## [Request]
Reply with only the number of lines that contain the string "alone".
• • • • • • •
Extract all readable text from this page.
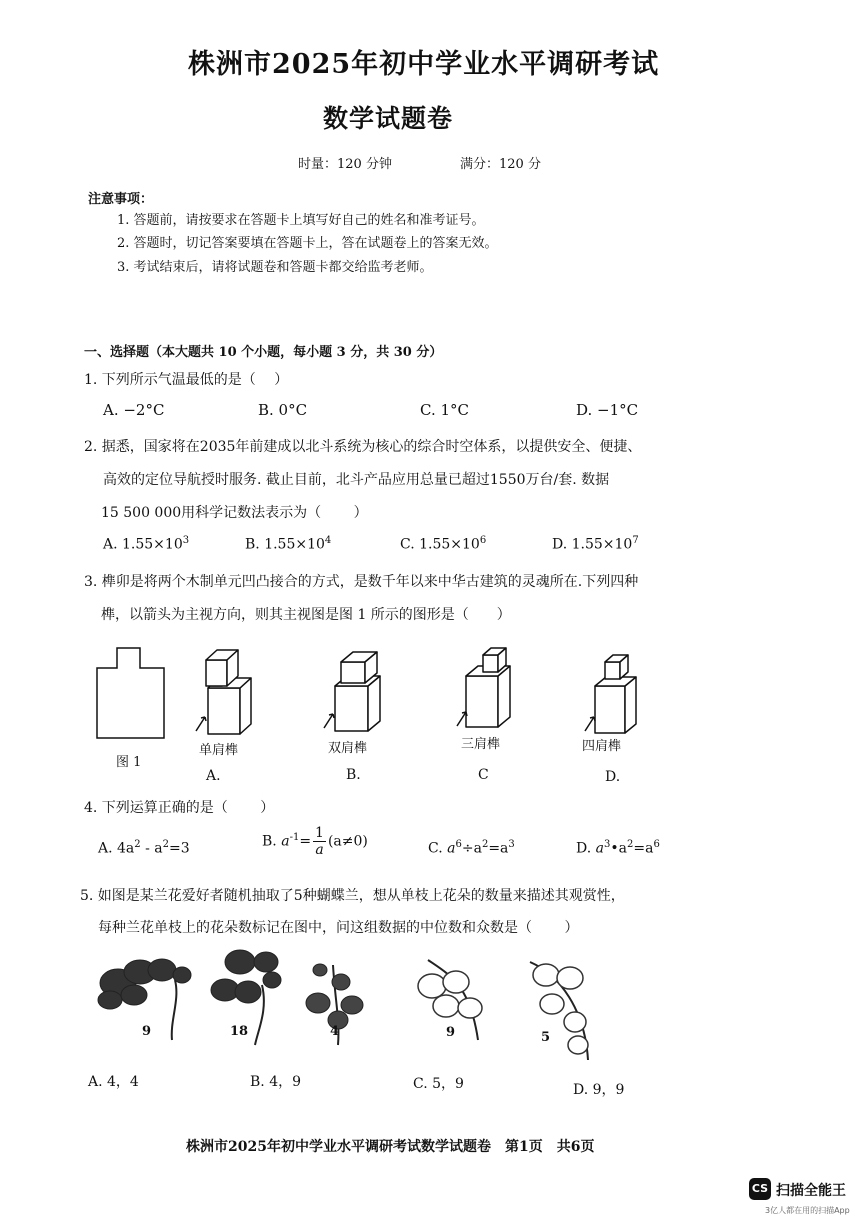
株洲市2025年初中学业水平调研考试
数学试题卷
时量：120 分钟	满分：120 分
注意事项：
1. 答题前，请按要求在答题卡上填写好自己的姓名和准考证号。
2. 答题时，切记答案要填在答题卡上，答在试题卷上的答案无效。
3. 考试结束后，请将试题卷和答题卡都交给监考老师。
一、选择题（本大题共 10 个小题，每小题 3 分，共 30 分）
1. 下列所示气温最低的是（　 ）
A. −2°C	B. 0°C	C. 1°C	D. −1°C
2. 据悉，国家将在2035年前建成以北斗系统为核心的综合时空体系，以提供安全、便捷、
高效的定位导航授时服务. 截止目前，北斗产品应用总量已超过1550万台/套. 数据
15 500 000用科学记数法表示为（　　 ）
A. $1.55\times 10^3$	B. $1.55\times 10^4$	C. $1.55\times 10^6$	D. $1.55\times 10^7$
3. 榫卯是将两个木制单元凹凸接合的方式，是数千年以来中华古建筑的灵魂所在.下列四种
榫，以箭头为主视方向，则其主视图是图 1 所示的图形是（　　）
图 1
单肩榫
A.
双肩榫
B.
三肩榫
C
四肩榫
D.
4. 下列运算正确的是（　　 ）
A. $4a^2 - a^2=3$	B. $a^{-1}= \frac{1}{a} (a\ne 0)$	C. $a^6\div a^2=a^3$	D. $a^3•a^2=a^6$
5. 如图是某兰花爱好者随机抽取了5种蝴蝶兰，想从单枝上花朵的数量来描述其观赏性，
每种兰花单枝上的花朵数标记在图中，问这组数据的中位数和众数是（　　 ）
9	18	4	9	5
A. 4，4	B. 4，9	C. 5，9	D. 9，9
株洲市2025年初中学业水平调研考试数学试题卷　第1页　共6页
CS 扫描全能王
3亿人都在用的扫描App
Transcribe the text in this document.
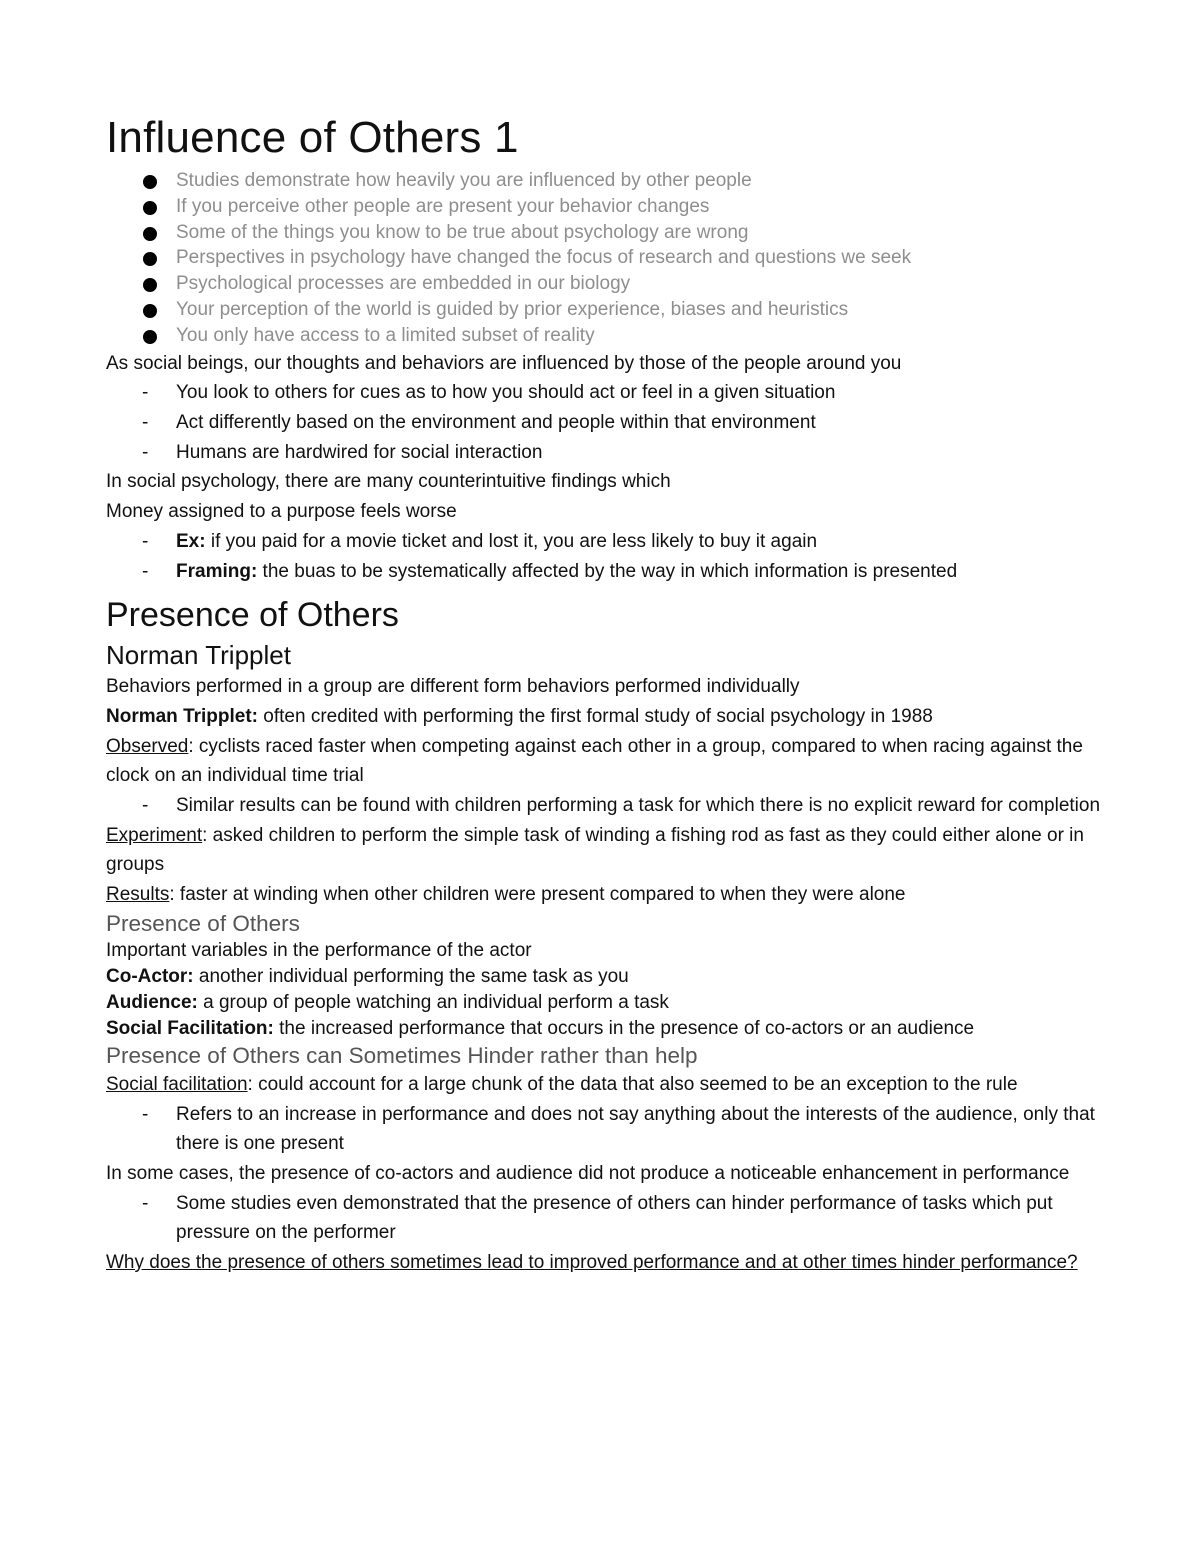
Influence of Others 1
Studies demonstrate how heavily you are influenced by other people
If you perceive other people are present your behavior changes
Some of the things you know to be true about psychology are wrong
Perspectives in psychology have changed the focus of research and questions we seek
Psychological processes are embedded in our biology
Your perception of the world is guided by prior experience, biases and heuristics
You only have access to a limited subset of reality

As social beings, our thoughts and behaviors are influenced by those of the people around you

- You look to others for cues as to how you should act or feel in a given situation
- Act differently based on the environment and people within that environment
- Humans are hardwired for social interaction

In social psychology, there are many counterintuitive findings which

Money assigned to a purpose feels worse

- Ex: if you paid for a movie ticket and lost it, you are less likely to buy it again
- Framing: the buas to be systematically affected by the way in which information is presented
Presence of Others
Norman Tripplet

Behaviors performed in a group are different form behaviors performed individually

Norman Tripplet: often credited with performing the first formal study of social psychology in 1988

Observed: cyclists raced faster when competing against each other in a group, compared to when racing against the clock on an individual time trial

- Similar results can be found with children performing a task for which there is no explicit reward for completion

Experiment: asked children to perform the simple task of winding a fishing rod as fast as they could either alone or in groups

Results: faster at winding when other children were present compared to when they were alone

Presence of Others

Important variables in the performance of the actor

Co-Actor: another individual performing the same task as you

Audience: a group of people watching an individual perform a task

Social Facilitation: the increased performance that occurs in the presence of co-actors or an audience

Presence of Others can Sometimes Hinder rather than help

Social facilitation: could account for a large chunk of the data that also seemed to be an exception to the rule

- Refers to an increase in performance and does not say anything about the interests of the audience, only that there is one present

In some cases, the presence of co-actors and audience did not produce a noticeable enhancement in performance

- Some studies even demonstrated that the presence of others can hinder performance of tasks which put pressure on the performer

Why does the presence of others sometimes lead to improved performance and at other times hinder performance?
• • • • • • •
## [Response to this exercise]
2